### Requirements
How many lines of the data hold the word "blurry"? State the number and nothing else.

### Stored records

- - - - - - -

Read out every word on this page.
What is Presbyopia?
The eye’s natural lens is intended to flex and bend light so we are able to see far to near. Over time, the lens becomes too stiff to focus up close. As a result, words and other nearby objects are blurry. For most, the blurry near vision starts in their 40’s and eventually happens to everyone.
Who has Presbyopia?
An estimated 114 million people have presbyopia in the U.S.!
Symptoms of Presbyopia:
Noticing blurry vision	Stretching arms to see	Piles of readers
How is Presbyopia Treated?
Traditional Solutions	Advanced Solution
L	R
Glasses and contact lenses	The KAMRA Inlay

- - - - - - -

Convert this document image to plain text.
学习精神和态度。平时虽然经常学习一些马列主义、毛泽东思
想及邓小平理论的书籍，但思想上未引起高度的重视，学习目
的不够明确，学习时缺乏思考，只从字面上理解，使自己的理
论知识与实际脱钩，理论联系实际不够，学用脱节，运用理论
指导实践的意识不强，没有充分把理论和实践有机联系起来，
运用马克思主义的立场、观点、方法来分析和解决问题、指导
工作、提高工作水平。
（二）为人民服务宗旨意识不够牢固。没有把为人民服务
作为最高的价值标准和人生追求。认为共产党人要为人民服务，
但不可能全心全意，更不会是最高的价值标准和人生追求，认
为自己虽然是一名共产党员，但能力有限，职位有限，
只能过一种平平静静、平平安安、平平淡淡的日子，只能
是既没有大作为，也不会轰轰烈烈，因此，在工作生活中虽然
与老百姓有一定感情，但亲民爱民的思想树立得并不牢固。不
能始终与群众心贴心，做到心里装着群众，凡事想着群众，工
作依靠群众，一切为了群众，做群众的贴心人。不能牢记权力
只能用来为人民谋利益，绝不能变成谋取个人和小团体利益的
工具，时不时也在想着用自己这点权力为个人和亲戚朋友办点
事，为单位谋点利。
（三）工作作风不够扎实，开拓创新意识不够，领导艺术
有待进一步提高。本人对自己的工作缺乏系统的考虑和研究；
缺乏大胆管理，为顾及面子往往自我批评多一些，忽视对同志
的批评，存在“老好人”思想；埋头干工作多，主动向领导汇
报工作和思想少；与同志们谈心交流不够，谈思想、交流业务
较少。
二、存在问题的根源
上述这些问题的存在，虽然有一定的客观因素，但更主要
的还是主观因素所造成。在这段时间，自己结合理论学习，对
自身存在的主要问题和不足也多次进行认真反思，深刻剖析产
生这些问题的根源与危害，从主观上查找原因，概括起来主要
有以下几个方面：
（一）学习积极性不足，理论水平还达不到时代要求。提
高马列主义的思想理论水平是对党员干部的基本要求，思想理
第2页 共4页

- - - - - - -

### Answer to this problem
2